→ **Requirement**:
Every line below that has the string "shortcut" needs to be copied.

→ **Information given**:
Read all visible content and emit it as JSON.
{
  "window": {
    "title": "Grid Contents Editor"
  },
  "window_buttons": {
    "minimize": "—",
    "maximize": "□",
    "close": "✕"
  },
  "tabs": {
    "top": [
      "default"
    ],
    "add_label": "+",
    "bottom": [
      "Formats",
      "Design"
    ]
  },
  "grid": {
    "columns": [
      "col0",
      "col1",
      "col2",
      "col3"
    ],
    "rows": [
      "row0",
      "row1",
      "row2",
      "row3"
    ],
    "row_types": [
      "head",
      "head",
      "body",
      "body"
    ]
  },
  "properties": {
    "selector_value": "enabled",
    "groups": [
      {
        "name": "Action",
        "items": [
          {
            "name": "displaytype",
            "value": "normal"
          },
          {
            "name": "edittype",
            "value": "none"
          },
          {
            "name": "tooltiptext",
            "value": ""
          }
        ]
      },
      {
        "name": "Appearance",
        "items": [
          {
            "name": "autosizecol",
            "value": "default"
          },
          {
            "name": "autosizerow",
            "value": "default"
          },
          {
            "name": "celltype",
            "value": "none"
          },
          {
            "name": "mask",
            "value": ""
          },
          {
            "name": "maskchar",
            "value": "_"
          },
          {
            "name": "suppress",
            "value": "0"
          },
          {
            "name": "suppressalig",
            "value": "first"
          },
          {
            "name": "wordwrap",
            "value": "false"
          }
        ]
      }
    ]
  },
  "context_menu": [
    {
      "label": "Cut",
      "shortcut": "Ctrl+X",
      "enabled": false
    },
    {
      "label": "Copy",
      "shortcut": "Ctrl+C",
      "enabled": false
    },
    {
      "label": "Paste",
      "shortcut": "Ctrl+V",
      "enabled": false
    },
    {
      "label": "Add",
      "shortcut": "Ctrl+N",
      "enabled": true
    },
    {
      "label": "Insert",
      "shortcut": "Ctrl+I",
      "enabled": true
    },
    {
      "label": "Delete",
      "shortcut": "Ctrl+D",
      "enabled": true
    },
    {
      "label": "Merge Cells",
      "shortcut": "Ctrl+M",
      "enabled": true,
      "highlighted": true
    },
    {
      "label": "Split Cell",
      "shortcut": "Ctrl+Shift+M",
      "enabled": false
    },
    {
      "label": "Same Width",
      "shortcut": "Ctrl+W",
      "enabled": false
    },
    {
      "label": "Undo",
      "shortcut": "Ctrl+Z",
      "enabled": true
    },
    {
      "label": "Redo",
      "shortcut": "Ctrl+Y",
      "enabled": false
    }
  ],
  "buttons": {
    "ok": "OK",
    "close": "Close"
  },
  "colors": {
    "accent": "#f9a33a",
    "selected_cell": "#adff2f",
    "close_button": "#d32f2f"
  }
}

→ **Written solution**:
      "shortcut": "Ctrl+X",
      "shortcut": "Ctrl+C",
      "shortcut": "Ctrl+V",
      "shortcut": "Ctrl+N",
      "shortcut": "Ctrl+I",
      "shortcut": "Ctrl+D",
      "shortcut": "Ctrl+M",
      "shortcut": "Ctrl+Shift+M",
      "shortcut": "Ctrl+W",
      "shortcut": "Ctrl+Z",
      "shortcut": "Ctrl+Y",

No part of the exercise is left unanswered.